*DATA FOR THIS EXERCISE*.

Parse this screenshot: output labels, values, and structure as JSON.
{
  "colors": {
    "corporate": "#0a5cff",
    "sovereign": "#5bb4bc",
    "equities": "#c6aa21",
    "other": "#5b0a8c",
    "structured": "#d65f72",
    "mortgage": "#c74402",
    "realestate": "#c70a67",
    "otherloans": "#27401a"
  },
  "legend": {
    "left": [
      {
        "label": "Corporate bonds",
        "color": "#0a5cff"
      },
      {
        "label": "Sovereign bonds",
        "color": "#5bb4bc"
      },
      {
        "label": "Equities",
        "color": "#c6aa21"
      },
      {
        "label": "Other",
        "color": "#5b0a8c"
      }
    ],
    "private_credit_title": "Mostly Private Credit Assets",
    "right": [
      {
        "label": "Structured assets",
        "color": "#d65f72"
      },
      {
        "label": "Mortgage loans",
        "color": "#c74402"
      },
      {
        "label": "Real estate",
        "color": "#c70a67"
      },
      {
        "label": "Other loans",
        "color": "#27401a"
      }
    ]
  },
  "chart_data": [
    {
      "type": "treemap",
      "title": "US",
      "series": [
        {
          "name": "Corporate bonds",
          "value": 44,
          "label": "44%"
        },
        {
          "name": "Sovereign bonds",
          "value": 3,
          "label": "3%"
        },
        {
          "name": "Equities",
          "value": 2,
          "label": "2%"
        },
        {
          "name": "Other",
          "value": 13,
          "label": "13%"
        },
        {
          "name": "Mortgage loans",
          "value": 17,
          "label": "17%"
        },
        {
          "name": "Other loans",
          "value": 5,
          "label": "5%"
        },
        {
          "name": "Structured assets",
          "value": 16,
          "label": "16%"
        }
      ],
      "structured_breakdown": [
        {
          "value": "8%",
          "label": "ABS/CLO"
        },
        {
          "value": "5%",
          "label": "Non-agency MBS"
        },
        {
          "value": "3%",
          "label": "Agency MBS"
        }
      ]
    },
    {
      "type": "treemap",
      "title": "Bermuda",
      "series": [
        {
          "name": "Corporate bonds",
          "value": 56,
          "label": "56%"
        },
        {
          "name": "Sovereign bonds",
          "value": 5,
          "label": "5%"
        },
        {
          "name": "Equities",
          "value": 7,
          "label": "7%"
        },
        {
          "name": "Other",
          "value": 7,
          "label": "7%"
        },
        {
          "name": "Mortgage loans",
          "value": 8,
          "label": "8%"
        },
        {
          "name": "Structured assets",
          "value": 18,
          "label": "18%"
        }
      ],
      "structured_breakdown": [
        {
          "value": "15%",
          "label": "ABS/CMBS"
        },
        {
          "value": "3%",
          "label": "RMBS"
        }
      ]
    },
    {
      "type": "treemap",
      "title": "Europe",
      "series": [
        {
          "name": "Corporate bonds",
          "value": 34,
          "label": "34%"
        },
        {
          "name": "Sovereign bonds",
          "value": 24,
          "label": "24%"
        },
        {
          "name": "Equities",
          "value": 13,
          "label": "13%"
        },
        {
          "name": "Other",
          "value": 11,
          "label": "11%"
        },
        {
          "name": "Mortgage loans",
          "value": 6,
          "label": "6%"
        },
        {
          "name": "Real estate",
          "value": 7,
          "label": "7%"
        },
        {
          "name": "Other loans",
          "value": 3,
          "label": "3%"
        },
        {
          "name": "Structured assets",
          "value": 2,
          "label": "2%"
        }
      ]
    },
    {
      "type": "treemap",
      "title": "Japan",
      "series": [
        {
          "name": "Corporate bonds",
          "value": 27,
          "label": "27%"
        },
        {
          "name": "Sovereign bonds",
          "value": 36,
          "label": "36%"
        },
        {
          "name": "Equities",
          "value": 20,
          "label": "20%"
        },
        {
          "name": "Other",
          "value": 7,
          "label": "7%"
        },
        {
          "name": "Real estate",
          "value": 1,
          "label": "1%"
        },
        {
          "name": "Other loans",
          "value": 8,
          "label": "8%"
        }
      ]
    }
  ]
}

*REQUEST*. Your task is to extract all of the records exactly.

*RESPONSE BELOW*.
Parse this screenshot: output labels, values, and structure as JSON.
{
  "colors": {
    "corporate": "#0a5cff",
    "sovereign": "#5bb4bc",
    "equities": "#c6aa21",
    "other": "#5b0a8c",
    "structured": "#d65f72",
    "mortgage": "#c74402",
    "realestate": "#c70a67",
    "otherloans": "#27401a"
  },
  "legend": {
    "left": [
      {
        "label": "Corporate bonds",
        "color": "#0a5cff"
      },
      {
        "label": "Sovereign bonds",
        "color": "#5bb4bc"
      },
      {
        "label": "Equities",
        "color": "#c6aa21"
      },
      {
        "label": "Other",
        "color": "#5b0a8c"
      }
    ],
    "private_credit_title": "Mostly Private Credit Assets",
    "right": [
      {
        "label": "Structured assets",
        "color": "#d65f72"
      },
      {
        "label": "Mortgage loans",
        "color": "#c74402"
      },
      {
        "label": "Real estate",
        "color": "#c70a67"
      },
      {
        "label": "Other loans",
        "color": "#27401a"
      }
    ]
  },
  "chart_data": [
    {
      "type": "treemap",
      "title": "US",
      "series": [
        {
          "name": "Corporate bonds",
          "value": 44,
          "label": "44%"
        },
        {
          "name": "Sovereign bonds",
          "value": 3,
          "label": "3%"
        },
        {
          "name": "Equities",
          "value": 2,
          "label": "2%"
        },
        {
          "name": "Other",
          "value": 13,
          "label": "13%"
        },
        {
          "name": "Mortgage loans",
          "value": 17,
          "label": "17%"
        },
        {
          "name": "Other loans",
          "value": 5,
          "label": "5%"
        },
        {
          "name": "Structured assets",
          "value": 16,
          "label": "16%"
        }
      ],
      "structured_breakdown": [
        {
          "value": "8%",
          "label": "ABS/CLO"
        },
        {
          "value": "5%",
          "label": "Non-agency MBS"
        },
        {
          "value": "3%",
          "label": "Agency MBS"
        }
      ]
    },
    {
      "type": "treemap",
      "title": "Bermuda",
      "series": [
        {
          "name": "Corporate bonds",
          "value": 56,
          "label": "56%"
        },
        {
          "name": "Sovereign bonds",
          "value": 5,
          "label": "5%"
        },
        {
          "name": "Equities",
          "value": 7,
          "label": "7%"
        },
        {
          "name": "Other",
          "value": 7,
          "label": "7%"
        },
        {
          "name": "Mortgage loans",
          "value": 8,
          "label": "8%"
        },
        {
          "name": "Structured assets",
          "value": 18,
          "label": "18%"
        }
      ],
      "structured_breakdown": [
        {
          "value": "15%",
          "label": "ABS/CMBS"
        },
        {
          "value": "3%",
          "label": "RMBS"
        }
      ]
    },
    {
      "type": "treemap",
      "title": "Europe",
      "series": [
        {
          "name": "Corporate bonds",
          "value": 34,
          "label": "34%"
        },
        {
          "name": "Sovereign bonds",
          "value": 24,
          "label": "24%"
        },
        {
          "name": "Equities",
          "value": 13,
          "label": "13%"
        },
        {
          "name": "Other",
          "value": 11,
          "label": "11%"
        },
        {
          "name": "Mortgage loans",
          "value": 6,
          "label": "6%"
        },
        {
          "name": "Real estate",
          "value": 7,
          "label": "7%"
        },
        {
          "name": "Other loans",
          "value": 3,
          "label": "3%"
        },
        {
          "name": "Structured assets",
          "value": 2,
          "label": "2%"
        }
      ]
    },
    {
      "type": "treemap",
      "title": "Japan",
      "series": [
        {
          "name": "Corporate bonds",
          "value": 27,
          "label": "27%"
        },
        {
          "name": "Sovereign bonds",
          "value": 36,
          "label": "36%"
        },
        {
          "name": "Equities",
          "value": 20,
          "label": "20%"
        },
        {
          "name": "Other",
          "value": 7,
          "label": "7%"
        },
        {
          "name": "Real estate",
          "value": 1,
          "label": "1%"
        },
        {
          "name": "Other loans",
          "value": 8,
          "label": "8%"
        }
      ]
    }
  ]
}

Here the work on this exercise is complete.